- _Problem description_:
Your answer should be a single number: the count of lines containing "icon".

- _Information shown_:
^^^^

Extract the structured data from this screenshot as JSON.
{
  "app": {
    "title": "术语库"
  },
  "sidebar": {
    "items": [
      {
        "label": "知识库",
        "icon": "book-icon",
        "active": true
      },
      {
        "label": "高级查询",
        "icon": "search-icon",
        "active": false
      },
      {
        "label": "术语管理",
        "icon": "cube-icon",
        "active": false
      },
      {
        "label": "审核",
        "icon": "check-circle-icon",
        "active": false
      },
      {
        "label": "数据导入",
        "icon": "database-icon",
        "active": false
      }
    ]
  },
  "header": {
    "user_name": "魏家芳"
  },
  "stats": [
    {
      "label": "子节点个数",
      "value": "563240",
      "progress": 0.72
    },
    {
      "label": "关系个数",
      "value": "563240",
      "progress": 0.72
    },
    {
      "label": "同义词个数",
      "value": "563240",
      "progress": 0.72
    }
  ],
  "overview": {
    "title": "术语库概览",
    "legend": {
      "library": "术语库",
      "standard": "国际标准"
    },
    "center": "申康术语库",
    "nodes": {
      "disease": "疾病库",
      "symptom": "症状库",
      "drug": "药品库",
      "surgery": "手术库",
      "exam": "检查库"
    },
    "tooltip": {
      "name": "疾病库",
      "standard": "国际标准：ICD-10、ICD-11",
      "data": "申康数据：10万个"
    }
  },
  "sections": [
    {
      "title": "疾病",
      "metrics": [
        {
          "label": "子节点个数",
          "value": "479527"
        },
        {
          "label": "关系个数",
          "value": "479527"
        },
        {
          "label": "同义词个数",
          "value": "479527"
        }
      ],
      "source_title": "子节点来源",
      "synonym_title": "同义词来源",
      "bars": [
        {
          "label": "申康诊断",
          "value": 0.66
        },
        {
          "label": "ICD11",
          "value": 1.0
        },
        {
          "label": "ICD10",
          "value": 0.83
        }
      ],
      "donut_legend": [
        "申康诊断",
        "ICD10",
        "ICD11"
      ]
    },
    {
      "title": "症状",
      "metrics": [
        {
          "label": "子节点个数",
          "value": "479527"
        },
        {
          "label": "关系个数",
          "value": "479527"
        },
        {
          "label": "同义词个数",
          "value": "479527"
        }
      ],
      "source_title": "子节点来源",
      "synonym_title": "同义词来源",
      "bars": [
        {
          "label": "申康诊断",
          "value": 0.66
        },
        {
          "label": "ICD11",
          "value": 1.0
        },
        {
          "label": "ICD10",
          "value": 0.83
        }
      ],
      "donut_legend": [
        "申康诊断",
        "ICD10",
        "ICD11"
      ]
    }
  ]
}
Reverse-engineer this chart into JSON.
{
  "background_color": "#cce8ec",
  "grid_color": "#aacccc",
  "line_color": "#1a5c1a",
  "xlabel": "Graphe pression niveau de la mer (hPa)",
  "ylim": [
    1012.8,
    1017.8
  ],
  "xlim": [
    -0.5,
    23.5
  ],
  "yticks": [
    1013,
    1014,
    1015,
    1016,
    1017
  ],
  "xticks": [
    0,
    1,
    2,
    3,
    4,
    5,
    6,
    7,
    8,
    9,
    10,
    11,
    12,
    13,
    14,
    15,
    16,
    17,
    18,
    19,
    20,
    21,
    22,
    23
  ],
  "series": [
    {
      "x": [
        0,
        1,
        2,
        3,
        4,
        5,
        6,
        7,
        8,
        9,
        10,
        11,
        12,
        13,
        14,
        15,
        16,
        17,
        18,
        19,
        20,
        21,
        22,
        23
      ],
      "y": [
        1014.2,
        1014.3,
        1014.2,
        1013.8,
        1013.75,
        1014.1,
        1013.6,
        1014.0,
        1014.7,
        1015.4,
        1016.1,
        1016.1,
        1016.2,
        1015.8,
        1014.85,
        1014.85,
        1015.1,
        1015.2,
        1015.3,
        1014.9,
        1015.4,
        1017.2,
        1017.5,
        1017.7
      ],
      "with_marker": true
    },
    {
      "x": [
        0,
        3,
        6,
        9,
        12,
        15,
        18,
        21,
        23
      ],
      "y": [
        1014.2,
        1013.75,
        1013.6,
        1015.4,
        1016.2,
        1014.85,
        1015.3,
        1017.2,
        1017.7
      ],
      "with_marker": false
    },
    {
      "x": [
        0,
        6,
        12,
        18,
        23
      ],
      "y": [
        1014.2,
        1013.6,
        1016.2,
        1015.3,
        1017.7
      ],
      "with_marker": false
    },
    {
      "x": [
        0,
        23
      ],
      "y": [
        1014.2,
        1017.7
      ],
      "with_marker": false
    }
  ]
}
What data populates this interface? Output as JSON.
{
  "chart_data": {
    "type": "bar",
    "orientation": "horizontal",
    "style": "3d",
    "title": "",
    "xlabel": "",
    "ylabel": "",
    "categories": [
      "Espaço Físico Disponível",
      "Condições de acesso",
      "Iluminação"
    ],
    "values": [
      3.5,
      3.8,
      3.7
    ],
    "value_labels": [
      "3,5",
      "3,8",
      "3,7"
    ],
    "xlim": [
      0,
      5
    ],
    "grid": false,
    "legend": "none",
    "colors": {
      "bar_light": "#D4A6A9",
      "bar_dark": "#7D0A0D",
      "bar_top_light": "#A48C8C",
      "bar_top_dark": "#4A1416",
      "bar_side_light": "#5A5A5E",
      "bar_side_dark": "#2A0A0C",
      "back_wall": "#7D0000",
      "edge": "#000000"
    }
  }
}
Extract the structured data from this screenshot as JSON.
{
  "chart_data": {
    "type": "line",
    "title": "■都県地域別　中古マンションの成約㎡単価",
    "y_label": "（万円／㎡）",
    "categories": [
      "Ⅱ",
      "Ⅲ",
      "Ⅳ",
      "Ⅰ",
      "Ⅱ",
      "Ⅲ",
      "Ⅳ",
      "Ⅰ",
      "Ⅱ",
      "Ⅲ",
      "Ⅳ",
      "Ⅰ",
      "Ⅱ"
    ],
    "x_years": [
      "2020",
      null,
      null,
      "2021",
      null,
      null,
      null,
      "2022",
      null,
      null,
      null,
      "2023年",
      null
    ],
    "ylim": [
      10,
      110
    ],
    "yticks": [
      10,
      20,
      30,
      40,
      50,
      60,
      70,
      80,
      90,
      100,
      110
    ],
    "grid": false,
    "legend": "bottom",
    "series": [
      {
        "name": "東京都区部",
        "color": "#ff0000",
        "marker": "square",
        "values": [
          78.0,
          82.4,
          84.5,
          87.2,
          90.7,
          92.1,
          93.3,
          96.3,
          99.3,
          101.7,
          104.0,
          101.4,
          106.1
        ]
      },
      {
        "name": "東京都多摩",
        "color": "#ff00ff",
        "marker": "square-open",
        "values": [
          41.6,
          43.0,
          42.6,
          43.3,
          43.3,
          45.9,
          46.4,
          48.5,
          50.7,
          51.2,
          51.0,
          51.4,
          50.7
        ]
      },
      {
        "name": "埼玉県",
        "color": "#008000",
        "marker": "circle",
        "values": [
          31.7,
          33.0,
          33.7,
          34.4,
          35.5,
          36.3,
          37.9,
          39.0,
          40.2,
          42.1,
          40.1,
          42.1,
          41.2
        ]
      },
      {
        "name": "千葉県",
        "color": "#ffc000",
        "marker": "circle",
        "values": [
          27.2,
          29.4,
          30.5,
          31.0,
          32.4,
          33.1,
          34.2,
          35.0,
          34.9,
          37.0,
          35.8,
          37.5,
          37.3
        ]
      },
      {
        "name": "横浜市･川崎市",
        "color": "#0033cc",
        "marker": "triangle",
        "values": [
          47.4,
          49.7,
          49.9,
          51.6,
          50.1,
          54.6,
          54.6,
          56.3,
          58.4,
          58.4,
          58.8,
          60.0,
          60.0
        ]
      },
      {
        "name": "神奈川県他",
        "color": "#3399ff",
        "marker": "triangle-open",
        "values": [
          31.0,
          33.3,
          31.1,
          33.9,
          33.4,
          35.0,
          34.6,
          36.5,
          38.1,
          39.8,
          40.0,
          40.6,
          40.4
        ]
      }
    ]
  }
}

^^^^

- _Result of this task_:
5